■ Input material

◇ ◇ ◇ ◇ ◇

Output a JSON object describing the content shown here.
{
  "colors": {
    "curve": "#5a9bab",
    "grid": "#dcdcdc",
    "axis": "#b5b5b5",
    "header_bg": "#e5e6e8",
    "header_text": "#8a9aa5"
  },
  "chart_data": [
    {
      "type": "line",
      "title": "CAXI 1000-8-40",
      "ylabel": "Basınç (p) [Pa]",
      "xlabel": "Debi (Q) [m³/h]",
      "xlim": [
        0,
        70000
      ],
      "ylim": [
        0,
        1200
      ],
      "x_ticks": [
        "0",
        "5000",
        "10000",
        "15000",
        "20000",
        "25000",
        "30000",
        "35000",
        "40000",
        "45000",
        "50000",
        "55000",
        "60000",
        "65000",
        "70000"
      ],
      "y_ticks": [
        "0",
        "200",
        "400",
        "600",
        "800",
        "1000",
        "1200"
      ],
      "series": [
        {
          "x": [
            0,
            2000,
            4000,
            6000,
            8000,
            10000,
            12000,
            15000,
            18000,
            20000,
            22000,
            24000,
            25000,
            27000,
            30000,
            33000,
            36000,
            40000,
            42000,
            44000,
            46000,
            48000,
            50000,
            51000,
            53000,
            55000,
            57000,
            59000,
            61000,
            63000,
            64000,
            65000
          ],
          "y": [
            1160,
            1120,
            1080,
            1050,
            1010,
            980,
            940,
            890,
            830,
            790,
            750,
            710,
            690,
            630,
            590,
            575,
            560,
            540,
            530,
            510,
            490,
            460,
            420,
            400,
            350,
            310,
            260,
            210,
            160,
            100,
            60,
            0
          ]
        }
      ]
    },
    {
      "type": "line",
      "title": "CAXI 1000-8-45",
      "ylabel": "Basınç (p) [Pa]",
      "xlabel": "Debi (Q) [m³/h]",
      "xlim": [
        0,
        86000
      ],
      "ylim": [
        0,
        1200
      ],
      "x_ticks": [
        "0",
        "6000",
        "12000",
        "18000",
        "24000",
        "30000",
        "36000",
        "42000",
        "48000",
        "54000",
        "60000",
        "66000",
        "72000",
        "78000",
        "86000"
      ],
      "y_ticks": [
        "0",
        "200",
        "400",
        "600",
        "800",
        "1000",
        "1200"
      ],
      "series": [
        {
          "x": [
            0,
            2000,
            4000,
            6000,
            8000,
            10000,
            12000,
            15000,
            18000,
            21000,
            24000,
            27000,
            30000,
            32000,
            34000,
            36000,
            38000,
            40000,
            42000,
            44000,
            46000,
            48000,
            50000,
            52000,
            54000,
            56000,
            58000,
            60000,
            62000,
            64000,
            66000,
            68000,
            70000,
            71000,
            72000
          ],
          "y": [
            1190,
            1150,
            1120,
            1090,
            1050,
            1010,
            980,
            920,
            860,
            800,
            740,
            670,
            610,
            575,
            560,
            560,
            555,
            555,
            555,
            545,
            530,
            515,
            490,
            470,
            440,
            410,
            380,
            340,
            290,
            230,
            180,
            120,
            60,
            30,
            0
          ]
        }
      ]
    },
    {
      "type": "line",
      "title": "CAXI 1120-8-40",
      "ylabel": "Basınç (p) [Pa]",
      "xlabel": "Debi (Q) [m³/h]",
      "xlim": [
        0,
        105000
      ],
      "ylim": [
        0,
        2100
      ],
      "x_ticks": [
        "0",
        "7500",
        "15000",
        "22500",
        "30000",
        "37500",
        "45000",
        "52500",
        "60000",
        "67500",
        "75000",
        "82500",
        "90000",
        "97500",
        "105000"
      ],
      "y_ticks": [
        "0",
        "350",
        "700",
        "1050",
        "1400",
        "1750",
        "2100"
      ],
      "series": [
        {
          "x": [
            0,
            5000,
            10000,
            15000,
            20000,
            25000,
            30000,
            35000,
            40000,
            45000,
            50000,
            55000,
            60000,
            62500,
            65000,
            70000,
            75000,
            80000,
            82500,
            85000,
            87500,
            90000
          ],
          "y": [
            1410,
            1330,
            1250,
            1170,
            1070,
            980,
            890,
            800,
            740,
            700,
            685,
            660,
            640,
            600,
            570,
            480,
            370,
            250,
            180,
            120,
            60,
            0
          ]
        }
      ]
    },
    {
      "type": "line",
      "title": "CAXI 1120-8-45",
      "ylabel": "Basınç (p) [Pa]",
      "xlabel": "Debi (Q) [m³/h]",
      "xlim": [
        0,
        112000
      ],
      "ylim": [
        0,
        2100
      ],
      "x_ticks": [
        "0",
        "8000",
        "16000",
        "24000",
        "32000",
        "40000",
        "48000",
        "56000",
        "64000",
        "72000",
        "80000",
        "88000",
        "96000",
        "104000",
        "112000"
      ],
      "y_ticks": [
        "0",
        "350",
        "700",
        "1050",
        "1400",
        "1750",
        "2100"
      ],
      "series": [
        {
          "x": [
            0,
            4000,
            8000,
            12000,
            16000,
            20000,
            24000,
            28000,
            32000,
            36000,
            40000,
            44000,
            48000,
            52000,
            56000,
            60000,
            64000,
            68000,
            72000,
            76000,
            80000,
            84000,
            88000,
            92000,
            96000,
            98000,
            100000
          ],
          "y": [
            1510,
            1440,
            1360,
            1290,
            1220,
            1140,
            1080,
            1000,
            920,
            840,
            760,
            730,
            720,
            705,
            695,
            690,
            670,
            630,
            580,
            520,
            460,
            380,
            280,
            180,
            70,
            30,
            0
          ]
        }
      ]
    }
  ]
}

◇ ◇ ◇ ◇ ◇

Extract all the material, leaving every line as it is.

■ Task result
Output a JSON object describing the content shown here.
{
  "colors": {
    "curve": "#5a9bab",
    "grid": "#dcdcdc",
    "axis": "#b5b5b5",
    "header_bg": "#e5e6e8",
    "header_text": "#8a9aa5"
  },
  "chart_data": [
    {
      "type": "line",
      "title": "CAXI 1000-8-40",
      "ylabel": "Basınç (p) [Pa]",
      "xlabel": "Debi (Q) [m³/h]",
      "xlim": [
        0,
        70000
      ],
      "ylim": [
        0,
        1200
      ],
      "x_ticks": [
        "0",
        "5000",
        "10000",
        "15000",
        "20000",
        "25000",
        "30000",
        "35000",
        "40000",
        "45000",
        "50000",
        "55000",
        "60000",
        "65000",
        "70000"
      ],
      "y_ticks": [
        "0",
        "200",
        "400",
        "600",
        "800",
        "1000",
        "1200"
      ],
      "series": [
        {
          "x": [
            0,
            2000,
            4000,
            6000,
            8000,
            10000,
            12000,
            15000,
            18000,
            20000,
            22000,
            24000,
            25000,
            27000,
            30000,
            33000,
            36000,
            40000,
            42000,
            44000,
            46000,
            48000,
            50000,
            51000,
            53000,
            55000,
            57000,
            59000,
            61000,
            63000,
            64000,
            65000
          ],
          "y": [
            1160,
            1120,
            1080,
            1050,
            1010,
            980,
            940,
            890,
            830,
            790,
            750,
            710,
            690,
            630,
            590,
            575,
            560,
            540,
            530,
            510,
            490,
            460,
            420,
            400,
            350,
            310,
            260,
            210,
            160,
            100,
            60,
            0
          ]
        }
      ]
    },
    {
      "type": "line",
      "title": "CAXI 1000-8-45",
      "ylabel": "Basınç (p) [Pa]",
      "xlabel": "Debi (Q) [m³/h]",
      "xlim": [
        0,
        86000
      ],
      "ylim": [
        0,
        1200
      ],
      "x_ticks": [
        "0",
        "6000",
        "12000",
        "18000",
        "24000",
        "30000",
        "36000",
        "42000",
        "48000",
        "54000",
        "60000",
        "66000",
        "72000",
        "78000",
        "86000"
      ],
      "y_ticks": [
        "0",
        "200",
        "400",
        "600",
        "800",
        "1000",
        "1200"
      ],
      "series": [
        {
          "x": [
            0,
            2000,
            4000,
            6000,
            8000,
            10000,
            12000,
            15000,
            18000,
            21000,
            24000,
            27000,
            30000,
            32000,
            34000,
            36000,
            38000,
            40000,
            42000,
            44000,
            46000,
            48000,
            50000,
            52000,
            54000,
            56000,
            58000,
            60000,
            62000,
            64000,
            66000,
            68000,
            70000,
            71000,
            72000
          ],
          "y": [
            1190,
            1150,
            1120,
            1090,
            1050,
            1010,
            980,
            920,
            860,
            800,
            740,
            670,
            610,
            575,
            560,
            560,
            555,
            555,
            555,
            545,
            530,
            515,
            490,
            470,
            440,
            410,
            380,
            340,
            290,
            230,
            180,
            120,
            60,
            30,
            0
          ]
        }
      ]
    },
    {
      "type": "line",
      "title": "CAXI 1120-8-40",
      "ylabel": "Basınç (p) [Pa]",
      "xlabel": "Debi (Q) [m³/h]",
      "xlim": [
        0,
        105000
      ],
      "ylim": [
        0,
        2100
      ],
      "x_ticks": [
        "0",
        "7500",
        "15000",
        "22500",
        "30000",
        "37500",
        "45000",
        "52500",
        "60000",
        "67500",
        "75000",
        "82500",
        "90000",
        "97500",
        "105000"
      ],
      "y_ticks": [
        "0",
        "350",
        "700",
        "1050",
        "1400",
        "1750",
        "2100"
      ],
      "series": [
        {
          "x": [
            0,
            5000,
            10000,
            15000,
            20000,
            25000,
            30000,
            35000,
            40000,
            45000,
            50000,
            55000,
            60000,
            62500,
            65000,
            70000,
            75000,
            80000,
            82500,
            85000,
            87500,
            90000
          ],
          "y": [
            1410,
            1330,
            1250,
            1170,
            1070,
            980,
            890,
            800,
            740,
            700,
            685,
            660,
            640,
            600,
            570,
            480,
            370,
            250,
            180,
            120,
            60,
            0
          ]
        }
      ]
    },
    {
      "type": "line",
      "title": "CAXI 1120-8-45",
      "ylabel": "Basınç (p) [Pa]",
      "xlabel": "Debi (Q) [m³/h]",
      "xlim": [
        0,
        112000
      ],
      "ylim": [
        0,
        2100
      ],
      "x_ticks": [
        "0",
        "8000",
        "16000",
        "24000",
        "32000",
        "40000",
        "48000",
        "56000",
        "64000",
        "72000",
        "80000",
        "88000",
        "96000",
        "104000",
        "112000"
      ],
      "y_ticks": [
        "0",
        "350",
        "700",
        "1050",
        "1400",
        "1750",
        "2100"
      ],
      "series": [
        {
          "x": [
            0,
            4000,
            8000,
            12000,
            16000,
            20000,
            24000,
            28000,
            32000,
            36000,
            40000,
            44000,
            48000,
            52000,
            56000,
            60000,
            64000,
            68000,
            72000,
            76000,
            80000,
            84000,
            88000,
            92000,
            96000,
            98000,
            100000
          ],
          "y": [
            1510,
            1440,
            1360,
            1290,
            1220,
            1140,
            1080,
            1000,
            920,
            840,
            760,
            730,
            720,
            705,
            695,
            690,
            670,
            630,
            580,
            520,
            460,
            380,
            280,
            180,
            70,
            30,
            0
          ]
        }
      ]
    }
  ]
}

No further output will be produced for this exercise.